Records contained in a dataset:
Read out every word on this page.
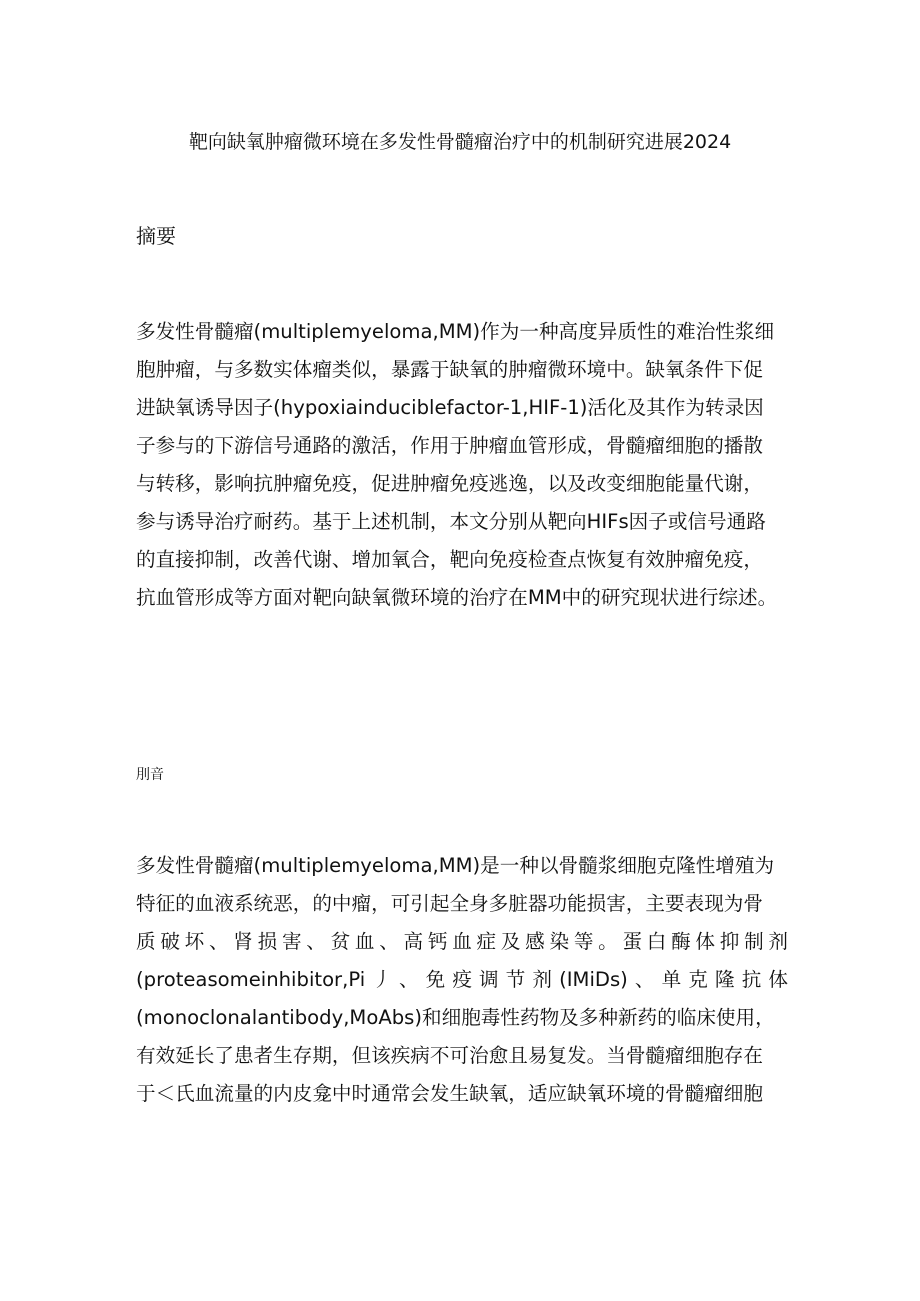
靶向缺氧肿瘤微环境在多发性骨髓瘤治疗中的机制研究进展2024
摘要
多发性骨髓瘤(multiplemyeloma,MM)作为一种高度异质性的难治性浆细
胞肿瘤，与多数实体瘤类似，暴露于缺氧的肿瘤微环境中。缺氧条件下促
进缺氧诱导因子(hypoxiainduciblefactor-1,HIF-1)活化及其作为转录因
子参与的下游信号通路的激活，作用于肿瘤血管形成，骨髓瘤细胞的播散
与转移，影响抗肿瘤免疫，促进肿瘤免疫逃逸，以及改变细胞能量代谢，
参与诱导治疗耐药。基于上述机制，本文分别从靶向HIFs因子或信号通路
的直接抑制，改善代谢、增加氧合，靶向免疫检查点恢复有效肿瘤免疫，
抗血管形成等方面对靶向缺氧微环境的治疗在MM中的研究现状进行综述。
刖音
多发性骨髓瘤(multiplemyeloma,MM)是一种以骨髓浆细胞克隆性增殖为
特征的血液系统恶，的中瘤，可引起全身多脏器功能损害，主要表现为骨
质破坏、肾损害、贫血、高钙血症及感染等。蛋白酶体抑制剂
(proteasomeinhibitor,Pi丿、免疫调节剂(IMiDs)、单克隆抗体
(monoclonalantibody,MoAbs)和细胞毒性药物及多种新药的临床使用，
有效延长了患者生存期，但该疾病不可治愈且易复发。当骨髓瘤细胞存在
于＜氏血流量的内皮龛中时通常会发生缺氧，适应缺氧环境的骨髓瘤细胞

DESCRIPTION OF THE TASK = Please return the records above exactly as written, dropping every picture.

ANSWER =
Read out every word on this page.
靶向缺氧肿瘤微环境在多发性骨髓瘤治疗中的机制研究进展2024
摘要
多发性骨髓瘤(multiplemyeloma,MM)作为一种高度异质性的难治性浆细
胞肿瘤，与多数实体瘤类似，暴露于缺氧的肿瘤微环境中。缺氧条件下促
进缺氧诱导因子(hypoxiainduciblefactor-1,HIF-1)活化及其作为转录因
子参与的下游信号通路的激活，作用于肿瘤血管形成，骨髓瘤细胞的播散
与转移，影响抗肿瘤免疫，促进肿瘤免疫逃逸，以及改变细胞能量代谢，
参与诱导治疗耐药。基于上述机制，本文分别从靶向HIFs因子或信号通路
的直接抑制，改善代谢、增加氧合，靶向免疫检查点恢复有效肿瘤免疫，
抗血管形成等方面对靶向缺氧微环境的治疗在MM中的研究现状进行综述。
刖音
多发性骨髓瘤(multiplemyeloma,MM)是一种以骨髓浆细胞克隆性增殖为
特征的血液系统恶，的中瘤，可引起全身多脏器功能损害，主要表现为骨
质破坏、肾损害、贫血、高钙血症及感染等。蛋白酶体抑制剂
(proteasomeinhibitor,Pi丿、免疫调节剂(IMiDs)、单克隆抗体
(monoclonalantibody,MoAbs)和细胞毒性药物及多种新药的临床使用，
有效延长了患者生存期，但该疾病不可治愈且易复发。当骨髓瘤细胞存在
于＜氏血流量的内皮龛中时通常会发生缺氧，适应缺氧环境的骨髓瘤细胞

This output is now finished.